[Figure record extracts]

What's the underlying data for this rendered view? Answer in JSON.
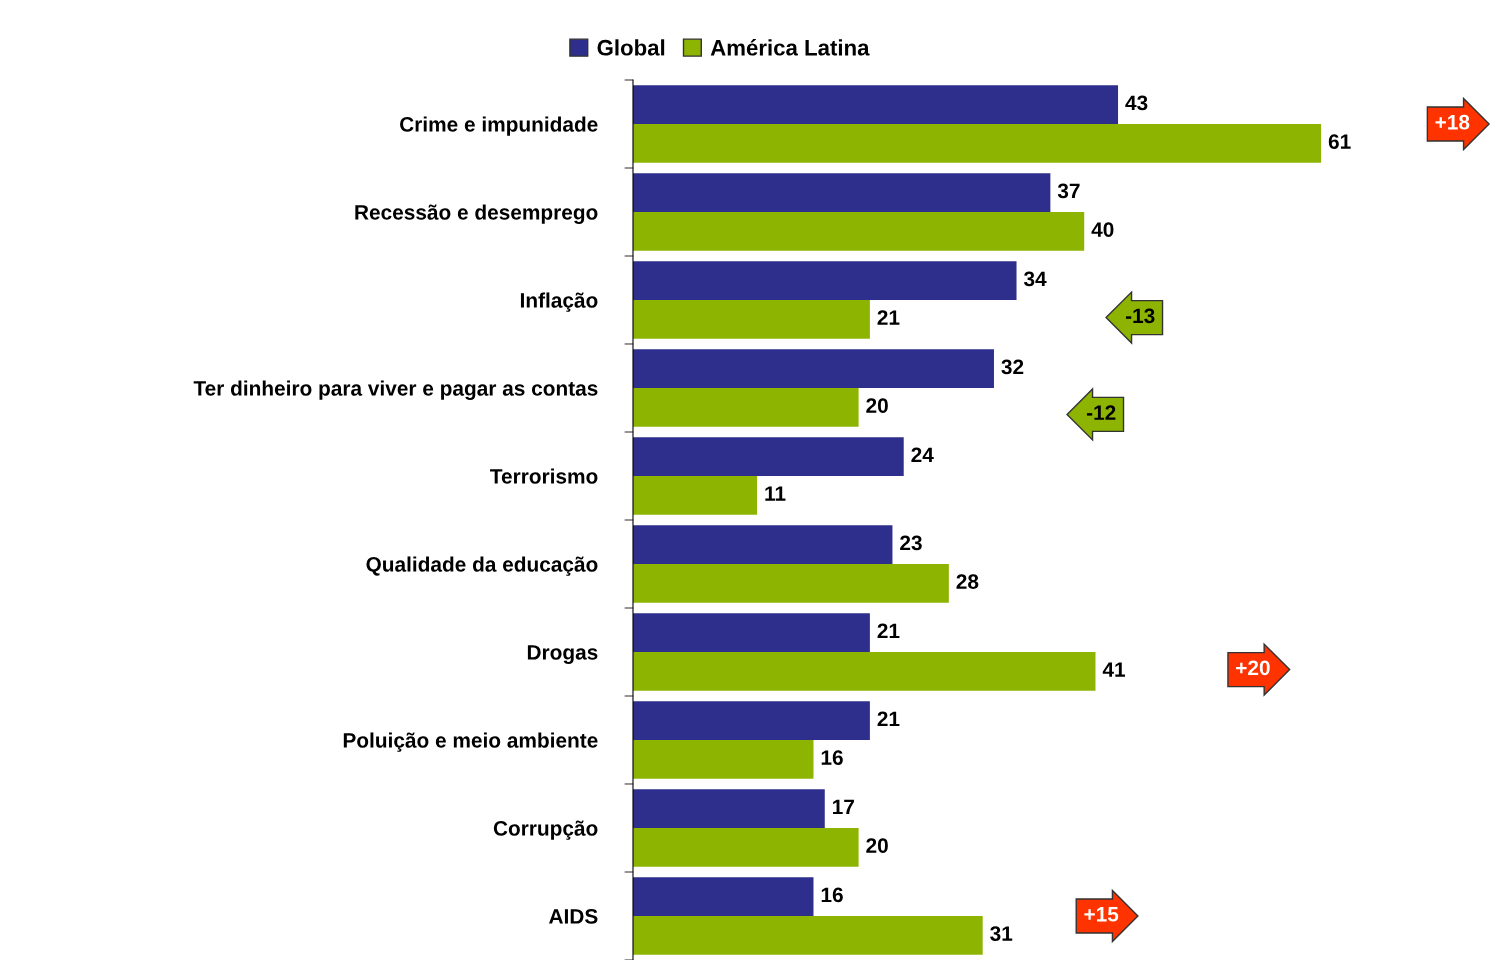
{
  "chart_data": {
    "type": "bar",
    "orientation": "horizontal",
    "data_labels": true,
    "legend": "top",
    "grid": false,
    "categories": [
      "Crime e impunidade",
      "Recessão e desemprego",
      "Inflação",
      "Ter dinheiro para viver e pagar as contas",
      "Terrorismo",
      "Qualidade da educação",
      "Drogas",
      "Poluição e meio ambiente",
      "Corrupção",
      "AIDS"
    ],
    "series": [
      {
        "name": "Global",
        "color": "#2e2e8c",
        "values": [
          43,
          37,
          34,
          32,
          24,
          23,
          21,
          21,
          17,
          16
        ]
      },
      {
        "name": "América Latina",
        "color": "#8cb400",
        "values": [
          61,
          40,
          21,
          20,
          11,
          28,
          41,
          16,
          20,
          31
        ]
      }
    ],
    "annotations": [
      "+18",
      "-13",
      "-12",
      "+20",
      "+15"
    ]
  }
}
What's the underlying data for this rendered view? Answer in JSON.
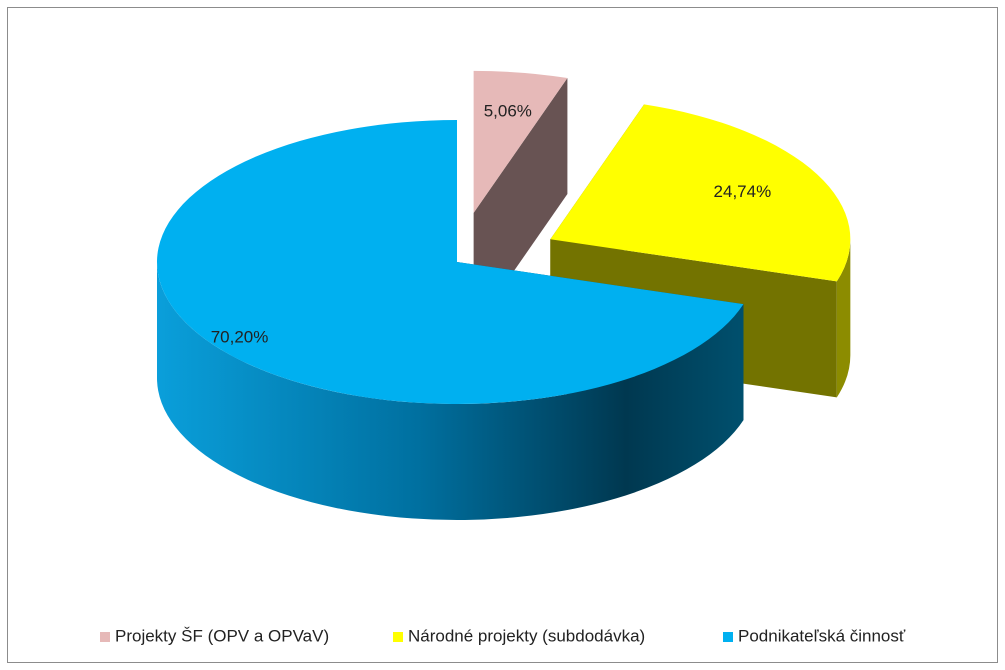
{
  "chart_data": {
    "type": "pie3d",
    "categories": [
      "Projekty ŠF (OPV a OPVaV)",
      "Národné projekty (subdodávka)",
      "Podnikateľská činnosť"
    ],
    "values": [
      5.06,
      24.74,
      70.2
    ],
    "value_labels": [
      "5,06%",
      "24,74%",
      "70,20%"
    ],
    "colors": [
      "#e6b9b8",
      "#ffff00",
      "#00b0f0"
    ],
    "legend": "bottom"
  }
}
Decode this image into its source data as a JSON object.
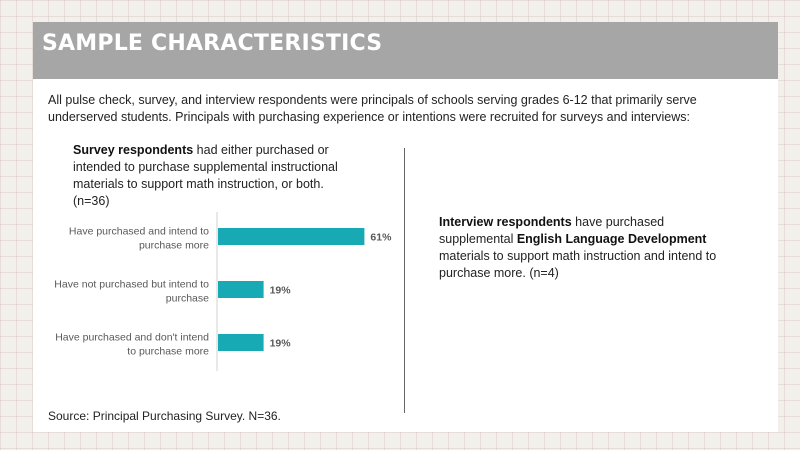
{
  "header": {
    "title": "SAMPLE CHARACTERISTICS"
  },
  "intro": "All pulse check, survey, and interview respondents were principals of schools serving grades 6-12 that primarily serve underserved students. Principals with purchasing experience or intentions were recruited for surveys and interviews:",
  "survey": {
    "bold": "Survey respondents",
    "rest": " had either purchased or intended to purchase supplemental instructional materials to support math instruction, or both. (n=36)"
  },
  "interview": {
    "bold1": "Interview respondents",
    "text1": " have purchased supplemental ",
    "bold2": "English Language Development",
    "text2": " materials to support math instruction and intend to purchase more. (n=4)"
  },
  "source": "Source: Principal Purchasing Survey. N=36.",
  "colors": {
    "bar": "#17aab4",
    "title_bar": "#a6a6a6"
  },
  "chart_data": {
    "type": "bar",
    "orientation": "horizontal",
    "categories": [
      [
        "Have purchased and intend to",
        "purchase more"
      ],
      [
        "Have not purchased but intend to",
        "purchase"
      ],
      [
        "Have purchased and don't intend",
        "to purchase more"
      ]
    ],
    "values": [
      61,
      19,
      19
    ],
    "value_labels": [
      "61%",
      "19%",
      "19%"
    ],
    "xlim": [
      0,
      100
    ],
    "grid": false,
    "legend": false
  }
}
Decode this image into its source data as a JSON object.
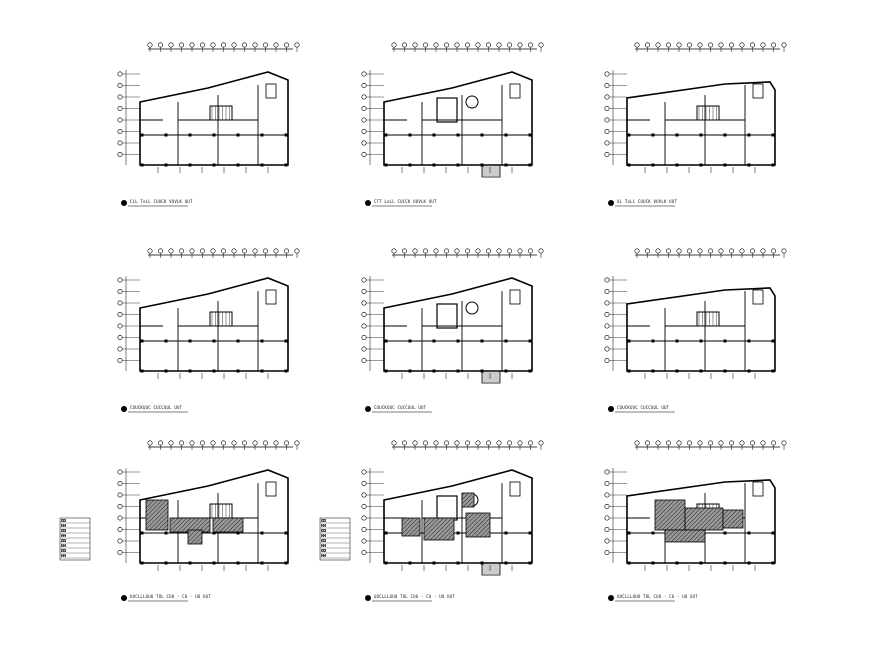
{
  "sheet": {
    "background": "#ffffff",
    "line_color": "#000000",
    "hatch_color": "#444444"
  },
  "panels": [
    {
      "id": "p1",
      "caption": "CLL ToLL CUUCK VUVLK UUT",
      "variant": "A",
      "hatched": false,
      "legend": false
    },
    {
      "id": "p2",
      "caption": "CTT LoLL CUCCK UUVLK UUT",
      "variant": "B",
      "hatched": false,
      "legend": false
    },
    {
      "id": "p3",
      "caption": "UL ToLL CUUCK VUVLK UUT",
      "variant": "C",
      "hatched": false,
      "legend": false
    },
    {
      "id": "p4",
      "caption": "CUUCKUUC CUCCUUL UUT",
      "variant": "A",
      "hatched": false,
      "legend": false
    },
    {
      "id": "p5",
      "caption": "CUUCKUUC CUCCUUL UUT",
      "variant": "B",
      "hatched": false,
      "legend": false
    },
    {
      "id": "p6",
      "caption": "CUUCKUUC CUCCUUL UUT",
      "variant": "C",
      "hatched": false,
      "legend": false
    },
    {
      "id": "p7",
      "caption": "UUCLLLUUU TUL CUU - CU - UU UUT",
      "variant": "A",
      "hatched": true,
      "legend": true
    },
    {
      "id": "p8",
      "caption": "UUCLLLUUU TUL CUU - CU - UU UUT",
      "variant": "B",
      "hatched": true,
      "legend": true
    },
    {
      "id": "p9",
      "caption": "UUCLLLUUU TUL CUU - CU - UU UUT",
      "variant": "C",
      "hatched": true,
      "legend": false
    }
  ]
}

**Exercise:** Copy every entry exactly as written. Pictures are excluded.

**Solution for this exercise:**
What's the underlying data for this rendered view? Answer in JSON.
{
  "chart_data": {
    "type": "bar",
    "orientation": "horizontal",
    "data_labels": true,
    "legend": "top",
    "grid": false,
    "categories": [
      "Crime e impunidade",
      "Recessão e desemprego",
      "Inflação",
      "Ter dinheiro para viver e pagar as contas",
      "Terrorismo",
      "Qualidade da educação",
      "Drogas",
      "Poluição e meio ambiente",
      "Corrupção",
      "AIDS"
    ],
    "series": [
      {
        "name": "Global",
        "color": "#2e2e8c",
        "values": [
          43,
          37,
          34,
          32,
          24,
          23,
          21,
          21,
          17,
          16
        ]
      },
      {
        "name": "América Latina",
        "color": "#8cb400",
        "values": [
          61,
          40,
          21,
          20,
          11,
          28,
          41,
          16,
          20,
          31
        ]
      }
    ],
    "annotations": [
      "+18",
      "-13",
      "-12",
      "+20",
      "+15"
    ]
  }
}
What's the underlying data for this rendered view? Answer in JSON.
{
  "chart_data": {
    "type": "pie3d",
    "categories": [
      "Projekty ŠF (OPV a OPVaV)",
      "Národné projekty (subdodávka)",
      "Podnikateľská činnosť"
    ],
    "values": [
      5.06,
      24.74,
      70.2
    ],
    "value_labels": [
      "5,06%",
      "24,74%",
      "70,20%"
    ],
    "colors": [
      "#e6b9b8",
      "#ffff00",
      "#00b0f0"
    ],
    "legend": "bottom"
  }
}
Decode this image into its source data as a JSON object.
{
  "header": {
    "title": "SAMPLE CHARACTERISTICS"
  },
  "intro": "All pulse check, survey, and interview respondents were principals of schools serving grades 6-12 that primarily serve underserved students. Principals with purchasing experience or intentions were recruited for surveys and interviews:",
  "survey": {
    "bold": "Survey respondents",
    "rest": " had either purchased or intended to purchase supplemental instructional materials to support math instruction, or both. (n=36)"
  },
  "interview": {
    "bold1": "Interview respondents",
    "text1": " have purchased supplemental ",
    "bold2": "English Language Development",
    "text2": " materials to support math instruction and intend to purchase more. (n=4)"
  },
  "source": "Source: Principal Purchasing Survey. N=36.",
  "colors": {
    "bar": "#17aab4",
    "title_bar": "#a6a6a6"
  },
  "chart_data": {
    "type": "bar",
    "orientation": "horizontal",
    "categories": [
      [
        "Have purchased and intend to",
        "purchase more"
      ],
      [
        "Have not purchased but intend to",
        "purchase"
      ],
      [
        "Have purchased and don't intend",
        "to purchase more"
      ]
    ],
    "values": [
      61,
      19,
      19
    ],
    "value_labels": [
      "61%",
      "19%",
      "19%"
    ],
    "xlim": [
      0,
      100
    ],
    "grid": false,
    "legend": false
  }
}
Decode this image into its source data as a JSON object.
{
  "sheet": {
    "background": "#ffffff",
    "line_color": "#000000",
    "hatch_color": "#444444"
  },
  "panels": [
    {
      "id": "p1",
      "caption": "CLL ToLL CUUCK VUVLK UUT",
      "variant": "A",
      "hatched": false,
      "legend": false
    },
    {
      "id": "p2",
      "caption": "CTT LoLL CUCCK UUVLK UUT",
      "variant": "B",
      "hatched": false,
      "legend": false
    },
    {
      "id": "p3",
      "caption": "UL ToLL CUUCK VUVLK UUT",
      "variant": "C",
      "hatched": false,
      "legend": false
    },
    {
      "id": "p4",
      "caption": "CUUCKUUC CUCCUUL UUT",
      "variant": "A",
      "hatched": false,
      "legend": false
    },
    {
      "id": "p5",
      "caption": "CUUCKUUC CUCCUUL UUT",
      "variant": "B",
      "hatched": false,
      "legend": false
    },
    {
      "id": "p6",
      "caption": "CUUCKUUC CUCCUUL UUT",
      "variant": "C",
      "hatched": false,
      "legend": false
    },
    {
      "id": "p7",
      "caption": "UUCLLLUUU TUL CUU - CU - UU UUT",
      "variant": "A",
      "hatched": true,
      "legend": true
    },
    {
      "id": "p8",
      "caption": "UUCLLLUUU TUL CUU - CU - UU UUT",
      "variant": "B",
      "hatched": true,
      "legend": true
    },
    {
      "id": "p9",
      "caption": "UUCLLLUUU TUL CUU - CU - UU UUT",
      "variant": "C",
      "hatched": true,
      "legend": false
    }
  ]
}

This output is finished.